Goal:
Each line containing the word "caption" should be found and copied.

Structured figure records
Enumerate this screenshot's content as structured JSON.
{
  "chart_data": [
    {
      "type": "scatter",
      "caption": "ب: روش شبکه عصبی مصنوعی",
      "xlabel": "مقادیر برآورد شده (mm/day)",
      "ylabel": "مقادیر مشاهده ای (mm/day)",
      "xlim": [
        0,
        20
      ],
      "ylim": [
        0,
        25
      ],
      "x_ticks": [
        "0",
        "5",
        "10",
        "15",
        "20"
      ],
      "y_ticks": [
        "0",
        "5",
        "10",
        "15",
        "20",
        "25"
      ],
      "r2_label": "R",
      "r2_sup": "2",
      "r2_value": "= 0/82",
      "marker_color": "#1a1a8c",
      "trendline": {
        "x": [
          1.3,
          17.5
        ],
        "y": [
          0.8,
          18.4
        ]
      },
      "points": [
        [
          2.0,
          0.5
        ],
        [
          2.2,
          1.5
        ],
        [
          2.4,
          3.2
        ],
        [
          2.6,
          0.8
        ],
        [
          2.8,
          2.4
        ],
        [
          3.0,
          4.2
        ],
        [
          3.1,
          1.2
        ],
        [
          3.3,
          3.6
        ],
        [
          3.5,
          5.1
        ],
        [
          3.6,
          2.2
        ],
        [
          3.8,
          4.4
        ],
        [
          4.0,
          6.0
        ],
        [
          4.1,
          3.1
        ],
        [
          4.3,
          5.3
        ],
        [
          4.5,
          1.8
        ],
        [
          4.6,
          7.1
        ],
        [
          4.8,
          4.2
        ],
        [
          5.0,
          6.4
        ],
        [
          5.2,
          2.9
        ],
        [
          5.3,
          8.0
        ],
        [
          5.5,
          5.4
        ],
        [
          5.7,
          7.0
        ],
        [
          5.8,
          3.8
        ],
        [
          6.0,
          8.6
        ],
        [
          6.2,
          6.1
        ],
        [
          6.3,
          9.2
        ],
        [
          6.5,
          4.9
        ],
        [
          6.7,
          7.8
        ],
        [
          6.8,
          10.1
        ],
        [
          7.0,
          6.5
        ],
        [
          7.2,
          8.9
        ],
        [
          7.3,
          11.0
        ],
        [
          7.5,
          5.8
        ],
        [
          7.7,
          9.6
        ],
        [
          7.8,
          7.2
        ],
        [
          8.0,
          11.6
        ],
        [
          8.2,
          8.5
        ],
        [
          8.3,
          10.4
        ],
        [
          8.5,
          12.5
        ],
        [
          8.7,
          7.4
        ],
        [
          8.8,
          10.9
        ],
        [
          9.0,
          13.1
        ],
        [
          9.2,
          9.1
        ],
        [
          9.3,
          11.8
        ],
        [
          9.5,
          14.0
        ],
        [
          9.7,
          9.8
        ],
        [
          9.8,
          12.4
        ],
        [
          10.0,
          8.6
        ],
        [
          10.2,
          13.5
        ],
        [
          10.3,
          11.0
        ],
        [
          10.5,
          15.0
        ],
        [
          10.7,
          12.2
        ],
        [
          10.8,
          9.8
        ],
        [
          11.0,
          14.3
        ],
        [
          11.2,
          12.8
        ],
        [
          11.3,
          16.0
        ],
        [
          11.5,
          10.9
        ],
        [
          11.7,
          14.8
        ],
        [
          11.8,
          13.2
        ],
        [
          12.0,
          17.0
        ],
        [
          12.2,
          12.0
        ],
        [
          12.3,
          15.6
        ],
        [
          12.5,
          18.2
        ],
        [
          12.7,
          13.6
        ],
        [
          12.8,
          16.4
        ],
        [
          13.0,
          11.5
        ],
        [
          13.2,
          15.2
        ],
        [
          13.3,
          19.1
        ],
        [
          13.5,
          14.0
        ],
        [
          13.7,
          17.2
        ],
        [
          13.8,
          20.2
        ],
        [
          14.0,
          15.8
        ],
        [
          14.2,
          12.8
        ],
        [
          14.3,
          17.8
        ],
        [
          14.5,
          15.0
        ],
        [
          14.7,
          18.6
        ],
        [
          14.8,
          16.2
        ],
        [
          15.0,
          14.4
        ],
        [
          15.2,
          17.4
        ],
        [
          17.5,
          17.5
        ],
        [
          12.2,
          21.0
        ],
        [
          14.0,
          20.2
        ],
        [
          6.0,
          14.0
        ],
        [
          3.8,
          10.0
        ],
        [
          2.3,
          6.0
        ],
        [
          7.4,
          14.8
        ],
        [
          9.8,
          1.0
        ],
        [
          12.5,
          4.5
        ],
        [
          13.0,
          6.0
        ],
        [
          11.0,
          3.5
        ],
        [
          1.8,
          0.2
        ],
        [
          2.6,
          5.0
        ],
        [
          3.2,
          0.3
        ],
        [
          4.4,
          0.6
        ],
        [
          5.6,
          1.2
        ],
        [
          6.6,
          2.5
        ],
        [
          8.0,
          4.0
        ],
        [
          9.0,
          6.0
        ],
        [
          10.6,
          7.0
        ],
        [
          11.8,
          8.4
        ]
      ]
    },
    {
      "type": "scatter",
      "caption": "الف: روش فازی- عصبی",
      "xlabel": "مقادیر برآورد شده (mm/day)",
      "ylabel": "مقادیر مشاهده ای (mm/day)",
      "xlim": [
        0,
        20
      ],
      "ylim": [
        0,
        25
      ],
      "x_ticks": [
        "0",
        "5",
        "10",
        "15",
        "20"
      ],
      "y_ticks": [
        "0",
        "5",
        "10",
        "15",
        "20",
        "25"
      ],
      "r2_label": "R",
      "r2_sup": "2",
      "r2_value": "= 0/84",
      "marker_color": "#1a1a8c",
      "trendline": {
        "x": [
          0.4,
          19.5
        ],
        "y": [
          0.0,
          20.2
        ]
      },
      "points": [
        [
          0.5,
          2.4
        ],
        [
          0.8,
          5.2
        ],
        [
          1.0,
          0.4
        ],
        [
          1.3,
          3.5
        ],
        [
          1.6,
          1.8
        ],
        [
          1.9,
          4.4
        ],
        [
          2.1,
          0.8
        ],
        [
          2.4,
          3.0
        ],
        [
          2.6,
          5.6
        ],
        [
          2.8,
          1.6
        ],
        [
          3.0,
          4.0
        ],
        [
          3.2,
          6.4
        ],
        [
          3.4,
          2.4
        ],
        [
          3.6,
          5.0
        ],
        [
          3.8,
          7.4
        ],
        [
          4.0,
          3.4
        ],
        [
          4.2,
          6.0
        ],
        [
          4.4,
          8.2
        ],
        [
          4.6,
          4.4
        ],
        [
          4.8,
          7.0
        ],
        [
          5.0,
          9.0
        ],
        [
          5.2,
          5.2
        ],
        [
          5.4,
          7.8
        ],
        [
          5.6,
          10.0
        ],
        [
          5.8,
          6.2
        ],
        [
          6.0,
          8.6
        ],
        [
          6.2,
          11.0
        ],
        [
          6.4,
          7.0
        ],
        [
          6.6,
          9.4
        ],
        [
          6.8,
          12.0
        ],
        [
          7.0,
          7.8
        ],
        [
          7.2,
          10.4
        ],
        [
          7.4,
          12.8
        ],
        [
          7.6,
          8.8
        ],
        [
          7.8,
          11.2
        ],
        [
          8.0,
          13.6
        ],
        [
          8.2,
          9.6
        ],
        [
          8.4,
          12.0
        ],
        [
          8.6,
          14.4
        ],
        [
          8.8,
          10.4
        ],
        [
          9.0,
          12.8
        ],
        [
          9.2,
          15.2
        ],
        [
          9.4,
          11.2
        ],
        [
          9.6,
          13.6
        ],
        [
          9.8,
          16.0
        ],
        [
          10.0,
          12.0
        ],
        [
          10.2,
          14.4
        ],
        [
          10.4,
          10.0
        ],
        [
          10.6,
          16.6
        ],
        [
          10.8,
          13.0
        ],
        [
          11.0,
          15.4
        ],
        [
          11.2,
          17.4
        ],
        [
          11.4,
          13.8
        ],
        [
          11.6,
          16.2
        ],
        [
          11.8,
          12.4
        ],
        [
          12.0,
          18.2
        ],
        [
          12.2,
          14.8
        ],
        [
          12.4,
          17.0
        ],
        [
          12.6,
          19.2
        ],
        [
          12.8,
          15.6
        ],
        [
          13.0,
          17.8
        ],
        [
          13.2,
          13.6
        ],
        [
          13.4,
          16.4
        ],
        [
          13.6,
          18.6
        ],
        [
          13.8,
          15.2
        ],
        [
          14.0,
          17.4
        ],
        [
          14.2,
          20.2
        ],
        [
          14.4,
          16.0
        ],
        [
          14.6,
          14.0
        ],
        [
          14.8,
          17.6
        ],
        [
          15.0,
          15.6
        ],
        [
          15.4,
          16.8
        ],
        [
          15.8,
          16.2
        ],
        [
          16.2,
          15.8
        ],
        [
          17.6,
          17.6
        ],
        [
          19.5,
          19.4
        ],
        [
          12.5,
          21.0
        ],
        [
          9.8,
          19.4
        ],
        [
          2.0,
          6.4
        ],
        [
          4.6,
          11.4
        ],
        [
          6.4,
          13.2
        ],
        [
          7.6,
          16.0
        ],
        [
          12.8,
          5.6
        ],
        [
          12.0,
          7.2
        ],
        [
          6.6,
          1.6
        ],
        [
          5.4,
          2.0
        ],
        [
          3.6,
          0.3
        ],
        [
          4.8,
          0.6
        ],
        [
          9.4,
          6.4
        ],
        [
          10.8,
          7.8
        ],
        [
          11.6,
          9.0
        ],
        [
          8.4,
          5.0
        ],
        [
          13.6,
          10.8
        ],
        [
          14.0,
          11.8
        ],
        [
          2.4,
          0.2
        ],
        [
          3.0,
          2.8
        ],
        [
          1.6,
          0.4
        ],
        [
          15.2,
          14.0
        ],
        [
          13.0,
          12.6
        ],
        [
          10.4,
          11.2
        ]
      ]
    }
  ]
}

Final answer:
      "caption": "ب: روش شبکه عصبی مصنوعی",
      "caption": "الف: روش فازی- عصبی",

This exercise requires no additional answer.